• Problem statement:
Among the lines below, list those containing the string "Penza".

• Material provided:
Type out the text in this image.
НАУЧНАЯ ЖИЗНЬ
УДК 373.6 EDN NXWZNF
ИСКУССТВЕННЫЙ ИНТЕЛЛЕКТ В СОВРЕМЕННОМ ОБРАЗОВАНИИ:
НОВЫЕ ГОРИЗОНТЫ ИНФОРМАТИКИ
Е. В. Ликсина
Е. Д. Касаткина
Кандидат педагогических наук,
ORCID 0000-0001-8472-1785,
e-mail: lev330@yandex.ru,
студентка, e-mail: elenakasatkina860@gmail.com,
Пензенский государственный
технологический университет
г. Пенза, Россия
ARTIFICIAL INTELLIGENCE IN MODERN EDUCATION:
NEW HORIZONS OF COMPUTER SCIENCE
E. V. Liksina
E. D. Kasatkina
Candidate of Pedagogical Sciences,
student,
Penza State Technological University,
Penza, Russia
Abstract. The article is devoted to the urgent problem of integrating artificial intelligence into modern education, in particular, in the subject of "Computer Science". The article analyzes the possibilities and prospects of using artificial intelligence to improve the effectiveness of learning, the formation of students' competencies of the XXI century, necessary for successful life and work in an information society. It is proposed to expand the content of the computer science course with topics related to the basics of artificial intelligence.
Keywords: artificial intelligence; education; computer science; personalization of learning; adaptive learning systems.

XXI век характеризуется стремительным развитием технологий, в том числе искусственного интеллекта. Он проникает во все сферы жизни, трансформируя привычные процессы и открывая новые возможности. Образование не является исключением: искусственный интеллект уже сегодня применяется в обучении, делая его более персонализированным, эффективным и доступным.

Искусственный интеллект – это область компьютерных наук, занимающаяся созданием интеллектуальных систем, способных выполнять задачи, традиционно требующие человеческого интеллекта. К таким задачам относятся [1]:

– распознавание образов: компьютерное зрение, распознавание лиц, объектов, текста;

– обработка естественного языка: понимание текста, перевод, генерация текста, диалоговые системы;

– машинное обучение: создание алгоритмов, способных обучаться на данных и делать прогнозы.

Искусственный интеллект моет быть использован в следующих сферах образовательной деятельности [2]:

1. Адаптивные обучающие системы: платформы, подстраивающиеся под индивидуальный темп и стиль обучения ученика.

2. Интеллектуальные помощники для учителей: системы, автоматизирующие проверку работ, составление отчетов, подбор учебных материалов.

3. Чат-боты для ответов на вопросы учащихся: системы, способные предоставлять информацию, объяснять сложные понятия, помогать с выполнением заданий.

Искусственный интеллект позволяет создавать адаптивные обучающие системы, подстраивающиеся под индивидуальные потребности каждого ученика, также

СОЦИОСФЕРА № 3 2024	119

• Exercise solution:
Penza State Technological University,
Penza, Russia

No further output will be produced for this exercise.